Exercise: Extract all data as written.

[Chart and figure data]
------------------------

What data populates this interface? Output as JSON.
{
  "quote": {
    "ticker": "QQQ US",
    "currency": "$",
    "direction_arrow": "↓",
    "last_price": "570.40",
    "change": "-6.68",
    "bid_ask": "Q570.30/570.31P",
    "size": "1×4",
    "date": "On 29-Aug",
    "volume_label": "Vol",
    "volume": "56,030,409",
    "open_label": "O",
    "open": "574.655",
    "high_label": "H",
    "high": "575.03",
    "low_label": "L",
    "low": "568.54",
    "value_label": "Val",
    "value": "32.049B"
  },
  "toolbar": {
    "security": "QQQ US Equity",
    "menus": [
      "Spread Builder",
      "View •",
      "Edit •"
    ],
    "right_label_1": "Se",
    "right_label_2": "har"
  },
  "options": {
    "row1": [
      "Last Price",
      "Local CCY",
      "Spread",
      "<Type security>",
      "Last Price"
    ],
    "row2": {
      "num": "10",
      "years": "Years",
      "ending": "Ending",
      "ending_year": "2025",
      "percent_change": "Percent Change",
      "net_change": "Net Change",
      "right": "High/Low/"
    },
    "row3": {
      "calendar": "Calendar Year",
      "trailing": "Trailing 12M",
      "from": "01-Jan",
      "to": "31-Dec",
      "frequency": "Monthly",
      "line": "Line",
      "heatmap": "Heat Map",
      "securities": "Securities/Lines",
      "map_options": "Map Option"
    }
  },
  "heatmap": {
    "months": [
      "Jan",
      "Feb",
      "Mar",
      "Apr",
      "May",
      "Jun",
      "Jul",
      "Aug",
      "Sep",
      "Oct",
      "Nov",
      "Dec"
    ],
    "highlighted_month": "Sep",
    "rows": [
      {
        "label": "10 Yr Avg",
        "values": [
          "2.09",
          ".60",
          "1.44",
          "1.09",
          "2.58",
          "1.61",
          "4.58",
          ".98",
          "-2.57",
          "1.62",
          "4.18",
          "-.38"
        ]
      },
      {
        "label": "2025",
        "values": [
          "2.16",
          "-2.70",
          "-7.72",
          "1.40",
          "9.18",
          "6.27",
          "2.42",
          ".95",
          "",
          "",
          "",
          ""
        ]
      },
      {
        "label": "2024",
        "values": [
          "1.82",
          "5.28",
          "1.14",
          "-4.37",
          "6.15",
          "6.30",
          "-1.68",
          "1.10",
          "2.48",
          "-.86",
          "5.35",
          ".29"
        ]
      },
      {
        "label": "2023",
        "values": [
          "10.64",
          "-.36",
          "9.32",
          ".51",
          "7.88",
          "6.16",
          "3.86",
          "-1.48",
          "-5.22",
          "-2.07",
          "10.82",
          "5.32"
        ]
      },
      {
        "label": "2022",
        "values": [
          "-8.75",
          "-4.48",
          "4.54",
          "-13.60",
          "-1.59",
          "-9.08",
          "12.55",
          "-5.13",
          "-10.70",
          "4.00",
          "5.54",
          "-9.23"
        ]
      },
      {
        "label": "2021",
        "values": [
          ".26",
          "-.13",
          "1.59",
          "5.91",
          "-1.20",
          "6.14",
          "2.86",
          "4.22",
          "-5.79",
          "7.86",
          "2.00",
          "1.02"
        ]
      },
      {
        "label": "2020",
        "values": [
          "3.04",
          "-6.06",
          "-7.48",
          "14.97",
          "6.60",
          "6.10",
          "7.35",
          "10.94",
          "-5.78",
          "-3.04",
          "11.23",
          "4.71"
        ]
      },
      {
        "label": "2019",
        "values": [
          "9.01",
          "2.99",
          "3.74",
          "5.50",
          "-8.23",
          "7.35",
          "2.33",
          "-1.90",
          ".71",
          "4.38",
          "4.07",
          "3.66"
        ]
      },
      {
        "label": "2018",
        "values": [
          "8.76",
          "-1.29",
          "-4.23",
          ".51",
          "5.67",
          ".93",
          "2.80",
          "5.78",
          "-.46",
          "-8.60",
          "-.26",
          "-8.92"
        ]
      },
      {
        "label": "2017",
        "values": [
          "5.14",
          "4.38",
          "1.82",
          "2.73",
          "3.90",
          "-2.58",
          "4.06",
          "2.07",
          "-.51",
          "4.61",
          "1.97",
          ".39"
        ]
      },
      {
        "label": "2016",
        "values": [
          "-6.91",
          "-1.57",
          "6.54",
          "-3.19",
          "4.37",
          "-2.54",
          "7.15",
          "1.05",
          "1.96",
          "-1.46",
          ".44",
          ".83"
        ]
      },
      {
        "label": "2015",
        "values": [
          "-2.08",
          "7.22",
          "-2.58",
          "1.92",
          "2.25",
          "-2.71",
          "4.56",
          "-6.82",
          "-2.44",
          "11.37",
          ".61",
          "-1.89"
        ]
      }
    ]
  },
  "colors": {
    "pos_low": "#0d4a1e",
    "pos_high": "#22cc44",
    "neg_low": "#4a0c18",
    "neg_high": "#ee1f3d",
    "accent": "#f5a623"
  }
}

------------------------

Output of the task:
What data populates this interface? Output as JSON.
{
  "quote": {
    "ticker": "QQQ US",
    "currency": "$",
    "direction_arrow": "↓",
    "last_price": "570.40",
    "change": "-6.68",
    "bid_ask": "Q570.30/570.31P",
    "size": "1×4",
    "date": "On 29-Aug",
    "volume_label": "Vol",
    "volume": "56,030,409",
    "open_label": "O",
    "open": "574.655",
    "high_label": "H",
    "high": "575.03",
    "low_label": "L",
    "low": "568.54",
    "value_label": "Val",
    "value": "32.049B"
  },
  "toolbar": {
    "security": "QQQ US Equity",
    "menus": [
      "Spread Builder",
      "View •",
      "Edit •"
    ],
    "right_label_1": "Se",
    "right_label_2": "har"
  },
  "options": {
    "row1": [
      "Last Price",
      "Local CCY",
      "Spread",
      "<Type security>",
      "Last Price"
    ],
    "row2": {
      "num": "10",
      "years": "Years",
      "ending": "Ending",
      "ending_year": "2025",
      "percent_change": "Percent Change",
      "net_change": "Net Change",
      "right": "High/Low/"
    },
    "row3": {
      "calendar": "Calendar Year",
      "trailing": "Trailing 12M",
      "from": "01-Jan",
      "to": "31-Dec",
      "frequency": "Monthly",
      "line": "Line",
      "heatmap": "Heat Map",
      "securities": "Securities/Lines",
      "map_options": "Map Option"
    }
  },
  "heatmap": {
    "months": [
      "Jan",
      "Feb",
      "Mar",
      "Apr",
      "May",
      "Jun",
      "Jul",
      "Aug",
      "Sep",
      "Oct",
      "Nov",
      "Dec"
    ],
    "highlighted_month": "Sep",
    "rows": [
      {
        "label": "10 Yr Avg",
        "values": [
          "2.09",
          ".60",
          "1.44",
          "1.09",
          "2.58",
          "1.61",
          "4.58",
          ".98",
          "-2.57",
          "1.62",
          "4.18",
          "-.38"
        ]
      },
      {
        "label": "2025",
        "values": [
          "2.16",
          "-2.70",
          "-7.72",
          "1.40",
          "9.18",
          "6.27",
          "2.42",
          ".95",
          "",
          "",
          "",
          ""
        ]
      },
      {
        "label": "2024",
        "values": [
          "1.82",
          "5.28",
          "1.14",
          "-4.37",
          "6.15",
          "6.30",
          "-1.68",
          "1.10",
          "2.48",
          "-.86",
          "5.35",
          ".29"
        ]
      },
      {
        "label": "2023",
        "values": [
          "10.64",
          "-.36",
          "9.32",
          ".51",
          "7.88",
          "6.16",
          "3.86",
          "-1.48",
          "-5.22",
          "-2.07",
          "10.82",
          "5.32"
        ]
      },
      {
        "label": "2022",
        "values": [
          "-8.75",
          "-4.48",
          "4.54",
          "-13.60",
          "-1.59",
          "-9.08",
          "12.55",
          "-5.13",
          "-10.70",
          "4.00",
          "5.54",
          "-9.23"
        ]
      },
      {
        "label": "2021",
        "values": [
          ".26",
          "-.13",
          "1.59",
          "5.91",
          "-1.20",
          "6.14",
          "2.86",
          "4.22",
          "-5.79",
          "7.86",
          "2.00",
          "1.02"
        ]
      },
      {
        "label": "2020",
        "values": [
          "3.04",
          "-6.06",
          "-7.48",
          "14.97",
          "6.60",
          "6.10",
          "7.35",
          "10.94",
          "-5.78",
          "-3.04",
          "11.23",
          "4.71"
        ]
      },
      {
        "label": "2019",
        "values": [
          "9.01",
          "2.99",
          "3.74",
          "5.50",
          "-8.23",
          "7.35",
          "2.33",
          "-1.90",
          ".71",
          "4.38",
          "4.07",
          "3.66"
        ]
      },
      {
        "label": "2018",
        "values": [
          "8.76",
          "-1.29",
          "-4.23",
          ".51",
          "5.67",
          ".93",
          "2.80",
          "5.78",
          "-.46",
          "-8.60",
          "-.26",
          "-8.92"
        ]
      },
      {
        "label": "2017",
        "values": [
          "5.14",
          "4.38",
          "1.82",
          "2.73",
          "3.90",
          "-2.58",
          "4.06",
          "2.07",
          "-.51",
          "4.61",
          "1.97",
          ".39"
        ]
      },
      {
        "label": "2016",
        "values": [
          "-6.91",
          "-1.57",
          "6.54",
          "-3.19",
          "4.37",
          "-2.54",
          "7.15",
          "1.05",
          "1.96",
          "-1.46",
          ".44",
          ".83"
        ]
      },
      {
        "label": "2015",
        "values": [
          "-2.08",
          "7.22",
          "-2.58",
          "1.92",
          "2.25",
          "-2.71",
          "4.56",
          "-6.82",
          "-2.44",
          "11.37",
          ".61",
          "-1.89"
        ]
      }
    ]
  },
  "colors": {
    "pos_low": "#0d4a1e",
    "pos_high": "#22cc44",
    "neg_low": "#4a0c18",
    "neg_high": "#ee1f3d",
    "accent": "#f5a623"
  }
}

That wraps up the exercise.